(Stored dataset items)
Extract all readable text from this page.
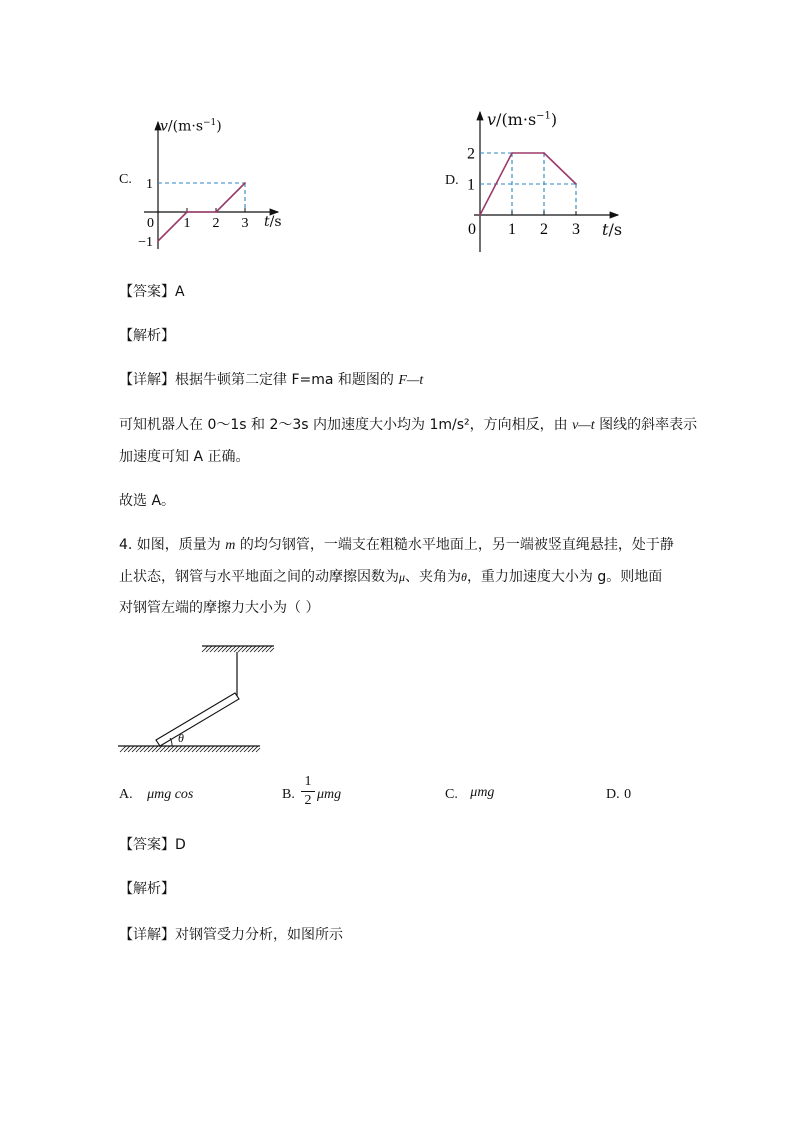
C.
1 2 3
1
−1
0
$v/(m\cdot s^{-1})$
t/s
D.
1 2 3
2
1
0
$v/(m\cdot s^{-1})$
t/s
【答案】A
【解析】
【详解】根据牛顿第二定律 F=ma 和题图的 F—t
可知机器人在 0～1s 和 2～3s 内加速度大小均为 1m/s²，方向相反，由 v—t 图线的斜率表示
加速度可知 A 正确。
故选 A。
4. 如图，质量为 m 的均匀钢管，一端支在粗糙水平地面上，另一端被竖直绳悬挂，处于静
止状态，钢管与水平地面之间的动摩擦因数为μ、夹角为θ，重力加速度大小为 g。则地面
对钢管左端的摩擦力大小为（ ）
θ
A. μmg cos	B.
1
2 μmg	C. μmg	D. 0
【答案】D
【解析】
【详解】对钢管受力分析，如图所示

▶ **Stated problem**
Without the pictures, print the whole listing exactly as given.

▶ **Reply**
Extract all readable text from this page.
C.
1 2 3
1
−1
0
$v/(m\cdot s^{-1})$
t/s
D.
1 2 3
2
1
0
$v/(m\cdot s^{-1})$
t/s
【答案】A
【解析】
【详解】根据牛顿第二定律 F=ma 和题图的 F—t
可知机器人在 0～1s 和 2～3s 内加速度大小均为 1m/s²，方向相反，由 v—t 图线的斜率表示
加速度可知 A 正确。
故选 A。
4. 如图，质量为 m 的均匀钢管，一端支在粗糙水平地面上，另一端被竖直绳悬挂，处于静
止状态，钢管与水平地面之间的动摩擦因数为μ、夹角为θ，重力加速度大小为 g。则地面
对钢管左端的摩擦力大小为（ ）
θ
A. μmg cos	B.
1
2 μmg	C. μmg	D. 0
【答案】D
【解析】
【详解】对钢管受力分析，如图所示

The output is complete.